:: Work to do ::
Scan the data. Collect each line that contains the word "name".
## Begin Data entries
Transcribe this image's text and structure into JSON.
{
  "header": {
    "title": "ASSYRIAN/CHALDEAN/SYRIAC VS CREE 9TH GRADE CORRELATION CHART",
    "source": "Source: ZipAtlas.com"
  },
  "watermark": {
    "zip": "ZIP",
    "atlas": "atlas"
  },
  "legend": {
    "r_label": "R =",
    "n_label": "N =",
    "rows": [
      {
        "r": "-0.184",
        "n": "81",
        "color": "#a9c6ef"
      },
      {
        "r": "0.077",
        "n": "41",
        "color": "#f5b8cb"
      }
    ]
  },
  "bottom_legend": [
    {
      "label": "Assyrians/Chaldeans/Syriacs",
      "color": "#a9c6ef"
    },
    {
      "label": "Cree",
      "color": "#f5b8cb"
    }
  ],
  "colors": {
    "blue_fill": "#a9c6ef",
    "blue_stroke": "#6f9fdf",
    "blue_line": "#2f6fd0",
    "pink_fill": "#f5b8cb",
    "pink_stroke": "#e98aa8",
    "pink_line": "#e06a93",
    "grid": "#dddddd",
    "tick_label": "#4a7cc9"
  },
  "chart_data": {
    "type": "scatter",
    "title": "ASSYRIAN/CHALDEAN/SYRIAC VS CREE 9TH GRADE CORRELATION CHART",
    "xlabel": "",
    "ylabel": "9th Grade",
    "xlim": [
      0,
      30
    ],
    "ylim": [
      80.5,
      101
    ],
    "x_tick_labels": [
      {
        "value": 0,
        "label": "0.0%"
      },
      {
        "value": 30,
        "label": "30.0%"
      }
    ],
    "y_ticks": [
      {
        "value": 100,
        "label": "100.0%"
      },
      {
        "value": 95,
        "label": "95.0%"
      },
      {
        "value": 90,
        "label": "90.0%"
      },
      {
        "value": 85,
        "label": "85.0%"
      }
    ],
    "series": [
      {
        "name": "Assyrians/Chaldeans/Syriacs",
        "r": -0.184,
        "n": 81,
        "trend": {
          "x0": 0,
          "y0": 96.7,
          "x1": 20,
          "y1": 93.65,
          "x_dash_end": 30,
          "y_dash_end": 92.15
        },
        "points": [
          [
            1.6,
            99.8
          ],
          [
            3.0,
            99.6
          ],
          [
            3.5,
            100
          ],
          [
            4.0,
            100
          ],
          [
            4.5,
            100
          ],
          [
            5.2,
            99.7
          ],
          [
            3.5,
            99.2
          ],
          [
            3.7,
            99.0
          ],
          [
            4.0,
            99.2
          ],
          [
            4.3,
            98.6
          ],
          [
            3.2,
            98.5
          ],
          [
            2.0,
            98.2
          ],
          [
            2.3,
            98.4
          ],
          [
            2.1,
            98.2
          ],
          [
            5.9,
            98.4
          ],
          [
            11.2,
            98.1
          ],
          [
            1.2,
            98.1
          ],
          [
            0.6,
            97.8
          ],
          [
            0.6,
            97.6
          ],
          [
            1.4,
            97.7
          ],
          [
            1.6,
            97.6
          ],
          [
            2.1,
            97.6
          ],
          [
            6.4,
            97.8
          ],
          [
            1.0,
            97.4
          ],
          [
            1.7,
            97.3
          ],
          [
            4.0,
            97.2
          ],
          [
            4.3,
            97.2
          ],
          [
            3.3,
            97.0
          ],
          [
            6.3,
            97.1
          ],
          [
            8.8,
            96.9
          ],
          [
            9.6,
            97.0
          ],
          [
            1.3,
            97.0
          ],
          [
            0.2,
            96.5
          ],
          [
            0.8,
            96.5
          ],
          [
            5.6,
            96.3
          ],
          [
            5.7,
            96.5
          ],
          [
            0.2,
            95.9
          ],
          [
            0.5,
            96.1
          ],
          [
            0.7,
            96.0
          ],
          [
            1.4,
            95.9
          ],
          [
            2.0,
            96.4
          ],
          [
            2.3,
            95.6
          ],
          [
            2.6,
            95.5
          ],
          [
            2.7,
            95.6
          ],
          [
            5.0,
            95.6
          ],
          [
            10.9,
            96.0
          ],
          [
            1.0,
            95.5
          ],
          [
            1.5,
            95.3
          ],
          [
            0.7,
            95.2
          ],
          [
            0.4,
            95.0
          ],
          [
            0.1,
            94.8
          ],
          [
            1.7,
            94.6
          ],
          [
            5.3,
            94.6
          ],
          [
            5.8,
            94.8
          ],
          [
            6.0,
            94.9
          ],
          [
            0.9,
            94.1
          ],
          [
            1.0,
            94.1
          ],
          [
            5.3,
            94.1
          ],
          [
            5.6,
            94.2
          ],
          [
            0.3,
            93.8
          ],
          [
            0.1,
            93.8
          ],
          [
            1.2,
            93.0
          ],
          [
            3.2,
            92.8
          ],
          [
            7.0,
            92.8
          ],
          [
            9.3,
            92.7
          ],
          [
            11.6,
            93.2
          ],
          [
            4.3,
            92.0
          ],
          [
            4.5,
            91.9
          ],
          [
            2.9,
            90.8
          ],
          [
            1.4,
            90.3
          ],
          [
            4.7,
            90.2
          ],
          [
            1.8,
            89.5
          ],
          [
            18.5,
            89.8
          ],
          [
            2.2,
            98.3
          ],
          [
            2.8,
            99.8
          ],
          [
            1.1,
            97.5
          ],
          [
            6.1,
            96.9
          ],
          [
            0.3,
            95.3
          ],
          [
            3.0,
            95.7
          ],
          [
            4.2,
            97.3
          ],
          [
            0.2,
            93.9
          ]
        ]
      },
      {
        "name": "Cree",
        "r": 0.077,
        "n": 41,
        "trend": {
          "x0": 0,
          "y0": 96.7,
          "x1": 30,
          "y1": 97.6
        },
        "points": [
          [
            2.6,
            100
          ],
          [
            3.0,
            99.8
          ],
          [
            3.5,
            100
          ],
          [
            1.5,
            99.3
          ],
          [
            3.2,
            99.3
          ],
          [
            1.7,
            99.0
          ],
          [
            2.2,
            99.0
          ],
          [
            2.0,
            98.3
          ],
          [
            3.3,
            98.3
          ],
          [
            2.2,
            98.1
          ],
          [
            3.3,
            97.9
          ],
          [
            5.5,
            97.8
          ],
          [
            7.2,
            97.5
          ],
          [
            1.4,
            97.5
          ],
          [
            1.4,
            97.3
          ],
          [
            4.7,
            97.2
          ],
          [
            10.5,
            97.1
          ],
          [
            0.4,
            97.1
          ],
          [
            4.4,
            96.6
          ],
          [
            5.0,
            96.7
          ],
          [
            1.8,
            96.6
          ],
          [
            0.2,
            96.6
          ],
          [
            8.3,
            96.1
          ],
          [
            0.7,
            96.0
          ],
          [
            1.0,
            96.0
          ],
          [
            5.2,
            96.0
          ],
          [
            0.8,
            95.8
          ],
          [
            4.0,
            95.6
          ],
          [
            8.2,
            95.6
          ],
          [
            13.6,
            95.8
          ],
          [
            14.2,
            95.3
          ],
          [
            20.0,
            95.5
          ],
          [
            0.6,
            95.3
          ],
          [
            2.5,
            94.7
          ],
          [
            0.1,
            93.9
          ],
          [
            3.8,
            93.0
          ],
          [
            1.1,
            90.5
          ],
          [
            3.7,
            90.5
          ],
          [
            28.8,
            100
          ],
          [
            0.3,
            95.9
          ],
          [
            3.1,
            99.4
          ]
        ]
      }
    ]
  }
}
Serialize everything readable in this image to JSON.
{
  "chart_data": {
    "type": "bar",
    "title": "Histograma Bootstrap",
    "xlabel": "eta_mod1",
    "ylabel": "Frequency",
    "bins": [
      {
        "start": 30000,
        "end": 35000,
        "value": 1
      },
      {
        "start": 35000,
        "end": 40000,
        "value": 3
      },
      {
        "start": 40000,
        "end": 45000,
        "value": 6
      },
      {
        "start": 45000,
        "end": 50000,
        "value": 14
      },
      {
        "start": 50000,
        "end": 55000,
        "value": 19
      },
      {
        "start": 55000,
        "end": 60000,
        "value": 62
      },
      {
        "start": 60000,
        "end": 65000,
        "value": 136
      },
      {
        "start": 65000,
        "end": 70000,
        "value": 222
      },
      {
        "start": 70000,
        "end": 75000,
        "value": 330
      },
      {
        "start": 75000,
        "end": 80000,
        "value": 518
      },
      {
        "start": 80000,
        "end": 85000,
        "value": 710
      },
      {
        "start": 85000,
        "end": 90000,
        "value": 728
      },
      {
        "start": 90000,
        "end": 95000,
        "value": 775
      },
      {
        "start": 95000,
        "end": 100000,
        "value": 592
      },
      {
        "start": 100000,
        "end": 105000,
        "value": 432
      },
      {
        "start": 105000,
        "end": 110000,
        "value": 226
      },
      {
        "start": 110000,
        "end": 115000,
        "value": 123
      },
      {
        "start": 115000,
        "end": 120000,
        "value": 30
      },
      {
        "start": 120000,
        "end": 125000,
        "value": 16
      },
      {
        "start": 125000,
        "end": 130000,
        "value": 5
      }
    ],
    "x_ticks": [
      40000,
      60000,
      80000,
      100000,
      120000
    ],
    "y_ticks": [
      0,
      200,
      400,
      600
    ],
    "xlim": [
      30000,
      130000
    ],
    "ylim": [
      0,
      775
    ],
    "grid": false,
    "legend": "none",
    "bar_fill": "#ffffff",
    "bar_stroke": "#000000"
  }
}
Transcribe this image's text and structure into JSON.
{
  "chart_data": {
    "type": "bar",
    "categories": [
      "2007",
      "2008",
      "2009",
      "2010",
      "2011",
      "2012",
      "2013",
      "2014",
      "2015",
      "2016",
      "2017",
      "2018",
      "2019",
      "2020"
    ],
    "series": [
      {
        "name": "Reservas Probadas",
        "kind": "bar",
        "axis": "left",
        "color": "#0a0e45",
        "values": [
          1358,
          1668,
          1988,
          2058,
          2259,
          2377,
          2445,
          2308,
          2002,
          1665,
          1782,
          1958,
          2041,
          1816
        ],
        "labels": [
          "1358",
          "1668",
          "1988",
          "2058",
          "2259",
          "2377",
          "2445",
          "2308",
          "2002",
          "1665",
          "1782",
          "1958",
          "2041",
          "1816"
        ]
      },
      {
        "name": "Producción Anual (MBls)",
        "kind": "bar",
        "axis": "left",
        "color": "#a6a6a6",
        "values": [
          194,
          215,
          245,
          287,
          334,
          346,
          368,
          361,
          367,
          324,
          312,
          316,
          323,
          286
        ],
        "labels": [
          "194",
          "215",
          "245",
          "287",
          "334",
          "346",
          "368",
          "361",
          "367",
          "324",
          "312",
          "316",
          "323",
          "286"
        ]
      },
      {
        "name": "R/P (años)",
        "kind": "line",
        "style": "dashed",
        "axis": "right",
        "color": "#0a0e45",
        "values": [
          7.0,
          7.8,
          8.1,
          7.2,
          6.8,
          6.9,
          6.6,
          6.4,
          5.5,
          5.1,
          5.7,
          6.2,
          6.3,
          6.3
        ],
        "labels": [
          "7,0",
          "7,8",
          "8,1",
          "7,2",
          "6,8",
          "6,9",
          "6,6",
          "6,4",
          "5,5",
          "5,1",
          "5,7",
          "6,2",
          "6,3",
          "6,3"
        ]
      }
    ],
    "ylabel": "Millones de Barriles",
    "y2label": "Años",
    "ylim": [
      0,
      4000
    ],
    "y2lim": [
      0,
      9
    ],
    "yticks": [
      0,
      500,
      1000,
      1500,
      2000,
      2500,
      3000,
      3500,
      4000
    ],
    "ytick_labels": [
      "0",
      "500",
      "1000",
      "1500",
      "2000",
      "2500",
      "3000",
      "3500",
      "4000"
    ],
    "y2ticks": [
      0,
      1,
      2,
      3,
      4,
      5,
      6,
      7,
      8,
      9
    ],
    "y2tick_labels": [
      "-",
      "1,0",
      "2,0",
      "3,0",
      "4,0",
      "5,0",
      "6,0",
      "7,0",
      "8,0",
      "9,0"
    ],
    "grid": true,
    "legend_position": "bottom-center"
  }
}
## End Data entries
:: Expected output ::
        "name": "Assyrians/Chaldeans/Syriacs",
        "name": "Cree",
        "name": "Reservas Probadas",
        "name": "Producción Anual (MBls)",
        "name": "R/P (años)",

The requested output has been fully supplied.